## WHAT YOU HAVE TO DO:
Repeat everything in the material exactly.

+++ EXERCISE DATA

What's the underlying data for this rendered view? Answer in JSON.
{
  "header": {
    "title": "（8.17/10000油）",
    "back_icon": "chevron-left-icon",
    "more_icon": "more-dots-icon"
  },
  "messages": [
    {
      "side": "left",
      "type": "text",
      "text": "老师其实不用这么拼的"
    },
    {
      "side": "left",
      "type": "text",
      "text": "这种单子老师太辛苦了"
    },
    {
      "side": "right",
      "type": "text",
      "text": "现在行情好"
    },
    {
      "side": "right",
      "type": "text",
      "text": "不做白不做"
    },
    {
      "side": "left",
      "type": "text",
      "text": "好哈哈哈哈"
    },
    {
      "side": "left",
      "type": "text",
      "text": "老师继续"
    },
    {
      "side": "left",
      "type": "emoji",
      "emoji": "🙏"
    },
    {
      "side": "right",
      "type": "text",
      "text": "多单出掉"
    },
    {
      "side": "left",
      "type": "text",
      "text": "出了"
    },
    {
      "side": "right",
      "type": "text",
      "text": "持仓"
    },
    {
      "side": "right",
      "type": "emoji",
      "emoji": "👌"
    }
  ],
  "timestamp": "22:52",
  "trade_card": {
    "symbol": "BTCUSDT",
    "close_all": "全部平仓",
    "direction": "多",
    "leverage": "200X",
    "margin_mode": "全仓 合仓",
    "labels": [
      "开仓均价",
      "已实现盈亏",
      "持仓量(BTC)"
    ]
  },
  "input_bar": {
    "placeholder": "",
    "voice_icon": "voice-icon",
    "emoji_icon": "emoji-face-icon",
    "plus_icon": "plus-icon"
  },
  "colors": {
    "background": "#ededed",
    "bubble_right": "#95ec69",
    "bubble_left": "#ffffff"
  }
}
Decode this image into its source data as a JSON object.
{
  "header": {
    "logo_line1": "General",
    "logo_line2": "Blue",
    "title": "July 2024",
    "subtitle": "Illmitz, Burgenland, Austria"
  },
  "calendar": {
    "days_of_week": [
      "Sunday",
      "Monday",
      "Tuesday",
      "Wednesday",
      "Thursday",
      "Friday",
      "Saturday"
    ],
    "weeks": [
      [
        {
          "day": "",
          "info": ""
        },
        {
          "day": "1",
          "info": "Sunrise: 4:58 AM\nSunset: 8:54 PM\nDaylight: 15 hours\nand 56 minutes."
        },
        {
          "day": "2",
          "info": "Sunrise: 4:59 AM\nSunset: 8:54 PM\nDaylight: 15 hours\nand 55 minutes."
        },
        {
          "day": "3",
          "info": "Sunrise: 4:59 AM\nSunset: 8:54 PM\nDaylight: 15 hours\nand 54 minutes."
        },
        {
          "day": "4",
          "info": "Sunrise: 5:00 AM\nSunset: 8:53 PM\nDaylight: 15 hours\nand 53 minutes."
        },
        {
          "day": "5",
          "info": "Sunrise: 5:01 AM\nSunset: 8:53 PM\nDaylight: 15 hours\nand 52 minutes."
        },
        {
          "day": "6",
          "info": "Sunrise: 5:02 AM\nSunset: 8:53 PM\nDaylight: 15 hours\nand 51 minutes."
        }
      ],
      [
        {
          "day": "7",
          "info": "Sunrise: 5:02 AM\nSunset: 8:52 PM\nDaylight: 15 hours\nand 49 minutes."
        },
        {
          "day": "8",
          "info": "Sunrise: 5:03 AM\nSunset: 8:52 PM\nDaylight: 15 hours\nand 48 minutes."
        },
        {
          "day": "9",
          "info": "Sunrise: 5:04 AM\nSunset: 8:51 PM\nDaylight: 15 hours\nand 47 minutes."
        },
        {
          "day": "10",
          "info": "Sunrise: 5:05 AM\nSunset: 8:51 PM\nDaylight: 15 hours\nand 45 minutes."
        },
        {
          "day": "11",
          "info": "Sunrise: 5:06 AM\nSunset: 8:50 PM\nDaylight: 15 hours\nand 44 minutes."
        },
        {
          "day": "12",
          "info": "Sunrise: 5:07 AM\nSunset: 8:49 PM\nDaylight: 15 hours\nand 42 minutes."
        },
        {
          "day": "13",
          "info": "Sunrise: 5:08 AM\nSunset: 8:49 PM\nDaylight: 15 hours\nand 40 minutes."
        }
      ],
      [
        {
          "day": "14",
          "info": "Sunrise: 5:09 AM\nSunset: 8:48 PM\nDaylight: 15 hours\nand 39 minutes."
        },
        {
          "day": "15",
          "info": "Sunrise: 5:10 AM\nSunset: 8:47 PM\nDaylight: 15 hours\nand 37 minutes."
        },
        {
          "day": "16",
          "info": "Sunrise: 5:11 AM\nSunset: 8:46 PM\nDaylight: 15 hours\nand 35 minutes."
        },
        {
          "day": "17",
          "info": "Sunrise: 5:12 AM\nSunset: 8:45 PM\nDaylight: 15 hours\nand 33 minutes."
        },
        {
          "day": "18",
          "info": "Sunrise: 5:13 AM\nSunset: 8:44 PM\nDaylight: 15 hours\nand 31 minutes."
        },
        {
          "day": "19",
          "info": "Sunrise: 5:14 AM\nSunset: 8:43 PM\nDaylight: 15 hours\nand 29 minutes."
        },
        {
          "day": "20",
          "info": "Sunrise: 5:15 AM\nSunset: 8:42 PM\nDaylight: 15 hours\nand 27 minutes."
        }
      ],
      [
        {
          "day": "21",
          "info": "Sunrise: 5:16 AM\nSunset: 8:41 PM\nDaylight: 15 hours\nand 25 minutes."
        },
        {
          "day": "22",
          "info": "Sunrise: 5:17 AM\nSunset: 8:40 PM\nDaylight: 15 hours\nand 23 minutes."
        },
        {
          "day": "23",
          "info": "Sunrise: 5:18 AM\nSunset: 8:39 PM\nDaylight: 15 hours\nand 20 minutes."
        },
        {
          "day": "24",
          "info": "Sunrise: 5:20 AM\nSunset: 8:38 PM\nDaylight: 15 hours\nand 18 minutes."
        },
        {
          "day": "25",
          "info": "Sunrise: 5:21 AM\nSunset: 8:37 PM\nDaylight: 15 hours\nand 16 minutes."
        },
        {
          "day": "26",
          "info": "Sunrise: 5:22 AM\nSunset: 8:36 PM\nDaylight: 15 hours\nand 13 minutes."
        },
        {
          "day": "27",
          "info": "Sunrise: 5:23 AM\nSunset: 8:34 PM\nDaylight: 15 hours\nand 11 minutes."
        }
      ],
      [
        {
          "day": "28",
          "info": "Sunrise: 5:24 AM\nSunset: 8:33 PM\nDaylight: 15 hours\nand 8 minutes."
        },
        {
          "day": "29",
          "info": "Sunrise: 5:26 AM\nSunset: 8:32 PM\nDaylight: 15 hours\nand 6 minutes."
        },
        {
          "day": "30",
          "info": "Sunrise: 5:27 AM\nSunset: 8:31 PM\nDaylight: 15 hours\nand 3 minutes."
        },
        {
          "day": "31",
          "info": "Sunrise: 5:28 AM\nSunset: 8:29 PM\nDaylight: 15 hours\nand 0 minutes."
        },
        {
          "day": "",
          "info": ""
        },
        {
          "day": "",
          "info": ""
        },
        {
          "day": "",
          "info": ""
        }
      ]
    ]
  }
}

++++++

## COMPLETE RESPONSE:
What's the underlying data for this rendered view? Answer in JSON.
{
  "header": {
    "title": "（8.17/10000油）",
    "back_icon": "chevron-left-icon",
    "more_icon": "more-dots-icon"
  },
  "messages": [
    {
      "side": "left",
      "type": "text",
      "text": "老师其实不用这么拼的"
    },
    {
      "side": "left",
      "type": "text",
      "text": "这种单子老师太辛苦了"
    },
    {
      "side": "right",
      "type": "text",
      "text": "现在行情好"
    },
    {
      "side": "right",
      "type": "text",
      "text": "不做白不做"
    },
    {
      "side": "left",
      "type": "text",
      "text": "好哈哈哈哈"
    },
    {
      "side": "left",
      "type": "text",
      "text": "老师继续"
    },
    {
      "side": "left",
      "type": "emoji",
      "emoji": "🙏"
    },
    {
      "side": "right",
      "type": "text",
      "text": "多单出掉"
    },
    {
      "side": "left",
      "type": "text",
      "text": "出了"
    },
    {
      "side": "right",
      "type": "text",
      "text": "持仓"
    },
    {
      "side": "right",
      "type": "emoji",
      "emoji": "👌"
    }
  ],
  "timestamp": "22:52",
  "trade_card": {
    "symbol": "BTCUSDT",
    "close_all": "全部平仓",
    "direction": "多",
    "leverage": "200X",
    "margin_mode": "全仓 合仓",
    "labels": [
      "开仓均价",
      "已实现盈亏",
      "持仓量(BTC)"
    ]
  },
  "input_bar": {
    "placeholder": "",
    "voice_icon": "voice-icon",
    "emoji_icon": "emoji-face-icon",
    "plus_icon": "plus-icon"
  },
  "colors": {
    "background": "#ededed",
    "bubble_right": "#95ec69",
    "bubble_left": "#ffffff"
  }
}
Decode this image into its source data as a JSON object.
{
  "header": {
    "logo_line1": "General",
    "logo_line2": "Blue",
    "title": "July 2024",
    "subtitle": "Illmitz, Burgenland, Austria"
  },
  "calendar": {
    "days_of_week": [
      "Sunday",
      "Monday",
      "Tuesday",
      "Wednesday",
      "Thursday",
      "Friday",
      "Saturday"
    ],
    "weeks": [
      [
        {
          "day": "",
          "info": ""
        },
        {
          "day": "1",
          "info": "Sunrise: 4:58 AM\nSunset: 8:54 PM\nDaylight: 15 hours\nand 56 minutes."
        },
        {
          "day": "2",
          "info": "Sunrise: 4:59 AM\nSunset: 8:54 PM\nDaylight: 15 hours\nand 55 minutes."
        },
        {
          "day": "3",
          "info": "Sunrise: 4:59 AM\nSunset: 8:54 PM\nDaylight: 15 hours\nand 54 minutes."
        },
        {
          "day": "4",
          "info": "Sunrise: 5:00 AM\nSunset: 8:53 PM\nDaylight: 15 hours\nand 53 minutes."
        },
        {
          "day": "5",
          "info": "Sunrise: 5:01 AM\nSunset: 8:53 PM\nDaylight: 15 hours\nand 52 minutes."
        },
        {
          "day": "6",
          "info": "Sunrise: 5:02 AM\nSunset: 8:53 PM\nDaylight: 15 hours\nand 51 minutes."
        }
      ],
      [
        {
          "day": "7",
          "info": "Sunrise: 5:02 AM\nSunset: 8:52 PM\nDaylight: 15 hours\nand 49 minutes."
        },
        {
          "day": "8",
          "info": "Sunrise: 5:03 AM\nSunset: 8:52 PM\nDaylight: 15 hours\nand 48 minutes."
        },
        {
          "day": "9",
          "info": "Sunrise: 5:04 AM\nSunset: 8:51 PM\nDaylight: 15 hours\nand 47 minutes."
        },
        {
          "day": "10",
          "info": "Sunrise: 5:05 AM\nSunset: 8:51 PM\nDaylight: 15 hours\nand 45 minutes."
        },
        {
          "day": "11",
          "info": "Sunrise: 5:06 AM\nSunset: 8:50 PM\nDaylight: 15 hours\nand 44 minutes."
        },
        {
          "day": "12",
          "info": "Sunrise: 5:07 AM\nSunset: 8:49 PM\nDaylight: 15 hours\nand 42 minutes."
        },
        {
          "day": "13",
          "info": "Sunrise: 5:08 AM\nSunset: 8:49 PM\nDaylight: 15 hours\nand 40 minutes."
        }
      ],
      [
        {
          "day": "14",
          "info": "Sunrise: 5:09 AM\nSunset: 8:48 PM\nDaylight: 15 hours\nand 39 minutes."
        },
        {
          "day": "15",
          "info": "Sunrise: 5:10 AM\nSunset: 8:47 PM\nDaylight: 15 hours\nand 37 minutes."
        },
        {
          "day": "16",
          "info": "Sunrise: 5:11 AM\nSunset: 8:46 PM\nDaylight: 15 hours\nand 35 minutes."
        },
        {
          "day": "17",
          "info": "Sunrise: 5:12 AM\nSunset: 8:45 PM\nDaylight: 15 hours\nand 33 minutes."
        },
        {
          "day": "18",
          "info": "Sunrise: 5:13 AM\nSunset: 8:44 PM\nDaylight: 15 hours\nand 31 minutes."
        },
        {
          "day": "19",
          "info": "Sunrise: 5:14 AM\nSunset: 8:43 PM\nDaylight: 15 hours\nand 29 minutes."
        },
        {
          "day": "20",
          "info": "Sunrise: 5:15 AM\nSunset: 8:42 PM\nDaylight: 15 hours\nand 27 minutes."
        }
      ],
      [
        {
          "day": "21",
          "info": "Sunrise: 5:16 AM\nSunset: 8:41 PM\nDaylight: 15 hours\nand 25 minutes."
        },
        {
          "day": "22",
          "info": "Sunrise: 5:17 AM\nSunset: 8:40 PM\nDaylight: 15 hours\nand 23 minutes."
        },
        {
          "day": "23",
          "info": "Sunrise: 5:18 AM\nSunset: 8:39 PM\nDaylight: 15 hours\nand 20 minutes."
        },
        {
          "day": "24",
          "info": "Sunrise: 5:20 AM\nSunset: 8:38 PM\nDaylight: 15 hours\nand 18 minutes."
        },
        {
          "day": "25",
          "info": "Sunrise: 5:21 AM\nSunset: 8:37 PM\nDaylight: 15 hours\nand 16 minutes."
        },
        {
          "day": "26",
          "info": "Sunrise: 5:22 AM\nSunset: 8:36 PM\nDaylight: 15 hours\nand 13 minutes."
        },
        {
          "day": "27",
          "info": "Sunrise: 5:23 AM\nSunset: 8:34 PM\nDaylight: 15 hours\nand 11 minutes."
        }
      ],
      [
        {
          "day": "28",
          "info": "Sunrise: 5:24 AM\nSunset: 8:33 PM\nDaylight: 15 hours\nand 8 minutes."
        },
        {
          "day": "29",
          "info": "Sunrise: 5:26 AM\nSunset: 8:32 PM\nDaylight: 15 hours\nand 6 minutes."
        },
        {
          "day": "30",
          "info": "Sunrise: 5:27 AM\nSunset: 8:31 PM\nDaylight: 15 hours\nand 3 minutes."
        },
        {
          "day": "31",
          "info": "Sunrise: 5:28 AM\nSunset: 8:29 PM\nDaylight: 15 hours\nand 0 minutes."
        },
        {
          "day": "",
          "info": ""
        },
        {
          "day": "",
          "info": ""
        },
        {
          "day": "",
          "info": ""
        }
      ]
    ]
  }
}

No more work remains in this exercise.